All of the records listed below should be retyped exactly.

- - - - -

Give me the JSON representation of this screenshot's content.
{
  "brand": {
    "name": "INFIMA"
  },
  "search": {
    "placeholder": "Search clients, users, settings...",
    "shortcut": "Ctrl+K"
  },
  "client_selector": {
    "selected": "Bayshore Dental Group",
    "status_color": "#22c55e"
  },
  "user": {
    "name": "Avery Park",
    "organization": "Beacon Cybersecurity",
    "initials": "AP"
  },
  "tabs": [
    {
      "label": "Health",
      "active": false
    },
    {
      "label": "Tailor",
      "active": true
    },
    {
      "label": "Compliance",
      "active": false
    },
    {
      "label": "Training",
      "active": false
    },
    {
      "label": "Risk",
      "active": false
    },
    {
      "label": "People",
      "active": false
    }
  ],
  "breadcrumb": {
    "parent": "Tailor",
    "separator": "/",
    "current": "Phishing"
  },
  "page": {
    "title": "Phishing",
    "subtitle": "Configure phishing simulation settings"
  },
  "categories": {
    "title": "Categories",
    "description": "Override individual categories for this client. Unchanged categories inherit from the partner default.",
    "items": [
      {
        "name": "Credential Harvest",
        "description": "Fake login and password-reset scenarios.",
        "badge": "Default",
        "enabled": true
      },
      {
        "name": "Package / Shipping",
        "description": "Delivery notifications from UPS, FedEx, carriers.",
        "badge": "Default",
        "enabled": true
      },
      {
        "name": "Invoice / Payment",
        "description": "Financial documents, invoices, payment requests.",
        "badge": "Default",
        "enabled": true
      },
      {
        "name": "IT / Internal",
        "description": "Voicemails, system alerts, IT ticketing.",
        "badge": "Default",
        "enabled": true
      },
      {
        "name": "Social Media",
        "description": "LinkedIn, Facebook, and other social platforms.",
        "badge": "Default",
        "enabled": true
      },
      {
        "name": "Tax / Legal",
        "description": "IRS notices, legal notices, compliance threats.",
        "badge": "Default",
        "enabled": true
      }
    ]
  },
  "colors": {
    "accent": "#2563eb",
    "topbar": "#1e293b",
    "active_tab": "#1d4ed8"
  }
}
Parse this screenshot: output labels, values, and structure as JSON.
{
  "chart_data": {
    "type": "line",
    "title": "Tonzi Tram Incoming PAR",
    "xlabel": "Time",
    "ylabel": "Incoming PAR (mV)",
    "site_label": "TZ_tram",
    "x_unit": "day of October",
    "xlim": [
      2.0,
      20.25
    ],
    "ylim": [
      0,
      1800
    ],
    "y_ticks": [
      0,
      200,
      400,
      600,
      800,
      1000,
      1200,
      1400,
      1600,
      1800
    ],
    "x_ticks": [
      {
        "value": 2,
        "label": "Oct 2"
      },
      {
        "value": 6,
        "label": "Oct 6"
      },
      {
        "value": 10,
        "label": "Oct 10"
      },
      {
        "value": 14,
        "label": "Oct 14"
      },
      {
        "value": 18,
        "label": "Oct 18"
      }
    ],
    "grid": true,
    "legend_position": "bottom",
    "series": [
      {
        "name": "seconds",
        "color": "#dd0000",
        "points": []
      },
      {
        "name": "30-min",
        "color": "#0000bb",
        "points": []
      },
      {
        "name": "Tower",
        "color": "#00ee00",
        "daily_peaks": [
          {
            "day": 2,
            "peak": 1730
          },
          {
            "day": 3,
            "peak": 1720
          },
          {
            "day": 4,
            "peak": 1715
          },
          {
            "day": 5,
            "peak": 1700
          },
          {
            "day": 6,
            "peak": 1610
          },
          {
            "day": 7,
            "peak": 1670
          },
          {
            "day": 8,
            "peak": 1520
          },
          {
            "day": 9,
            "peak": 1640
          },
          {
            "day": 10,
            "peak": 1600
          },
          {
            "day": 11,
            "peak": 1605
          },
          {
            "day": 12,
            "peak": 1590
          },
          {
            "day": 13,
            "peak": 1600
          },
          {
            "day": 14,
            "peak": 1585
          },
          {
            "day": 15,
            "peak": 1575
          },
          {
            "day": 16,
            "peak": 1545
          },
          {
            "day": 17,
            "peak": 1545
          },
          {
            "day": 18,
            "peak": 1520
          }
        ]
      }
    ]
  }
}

- - - - -

TASK OUTPUT
Give me the JSON representation of this screenshot's content.
{
  "brand": {
    "name": "INFIMA"
  },
  "search": {
    "placeholder": "Search clients, users, settings...",
    "shortcut": "Ctrl+K"
  },
  "client_selector": {
    "selected": "Bayshore Dental Group",
    "status_color": "#22c55e"
  },
  "user": {
    "name": "Avery Park",
    "organization": "Beacon Cybersecurity",
    "initials": "AP"
  },
  "tabs": [
    {
      "label": "Health",
      "active": false
    },
    {
      "label": "Tailor",
      "active": true
    },
    {
      "label": "Compliance",
      "active": false
    },
    {
      "label": "Training",
      "active": false
    },
    {
      "label": "Risk",
      "active": false
    },
    {
      "label": "People",
      "active": false
    }
  ],
  "breadcrumb": {
    "parent": "Tailor",
    "separator": "/",
    "current": "Phishing"
  },
  "page": {
    "title": "Phishing",
    "subtitle": "Configure phishing simulation settings"
  },
  "categories": {
    "title": "Categories",
    "description": "Override individual categories for this client. Unchanged categories inherit from the partner default.",
    "items": [
      {
        "name": "Credential Harvest",
        "description": "Fake login and password-reset scenarios.",
        "badge": "Default",
        "enabled": true
      },
      {
        "name": "Package / Shipping",
        "description": "Delivery notifications from UPS, FedEx, carriers.",
        "badge": "Default",
        "enabled": true
      },
      {
        "name": "Invoice / Payment",
        "description": "Financial documents, invoices, payment requests.",
        "badge": "Default",
        "enabled": true
      },
      {
        "name": "IT / Internal",
        "description": "Voicemails, system alerts, IT ticketing.",
        "badge": "Default",
        "enabled": true
      },
      {
        "name": "Social Media",
        "description": "LinkedIn, Facebook, and other social platforms.",
        "badge": "Default",
        "enabled": true
      },
      {
        "name": "Tax / Legal",
        "description": "IRS notices, legal notices, compliance threats.",
        "badge": "Default",
        "enabled": true
      }
    ]
  },
  "colors": {
    "accent": "#2563eb",
    "topbar": "#1e293b",
    "active_tab": "#1d4ed8"
  }
}
Parse this screenshot: output labels, values, and structure as JSON.
{
  "chart_data": {
    "type": "line",
    "title": "Tonzi Tram Incoming PAR",
    "xlabel": "Time",
    "ylabel": "Incoming PAR (mV)",
    "site_label": "TZ_tram",
    "x_unit": "day of October",
    "xlim": [
      2.0,
      20.25
    ],
    "ylim": [
      0,
      1800
    ],
    "y_ticks": [
      0,
      200,
      400,
      600,
      800,
      1000,
      1200,
      1400,
      1600,
      1800
    ],
    "x_ticks": [
      {
        "value": 2,
        "label": "Oct 2"
      },
      {
        "value": 6,
        "label": "Oct 6"
      },
      {
        "value": 10,
        "label": "Oct 10"
      },
      {
        "value": 14,
        "label": "Oct 14"
      },
      {
        "value": 18,
        "label": "Oct 18"
      }
    ],
    "grid": true,
    "legend_position": "bottom",
    "series": [
      {
        "name": "seconds",
        "color": "#dd0000",
        "points": []
      },
      {
        "name": "30-min",
        "color": "#0000bb",
        "points": []
      },
      {
        "name": "Tower",
        "color": "#00ee00",
        "daily_peaks": [
          {
            "day": 2,
            "peak": 1730
          },
          {
            "day": 3,
            "peak": 1720
          },
          {
            "day": 4,
            "peak": 1715
          },
          {
            "day": 5,
            "peak": 1700
          },
          {
            "day": 6,
            "peak": 1610
          },
          {
            "day": 7,
            "peak": 1670
          },
          {
            "day": 8,
            "peak": 1520
          },
          {
            "day": 9,
            "peak": 1640
          },
          {
            "day": 10,
            "peak": 1600
          },
          {
            "day": 11,
            "peak": 1605
          },
          {
            "day": 12,
            "peak": 1590
          },
          {
            "day": 13,
            "peak": 1600
          },
          {
            "day": 14,
            "peak": 1585
          },
          {
            "day": 15,
            "peak": 1575
          },
          {
            "day": 16,
            "peak": 1545
          },
          {
            "day": 17,
            "peak": 1545
          },
          {
            "day": 18,
            "peak": 1520
          }
        ]
      }
    ]
  }
}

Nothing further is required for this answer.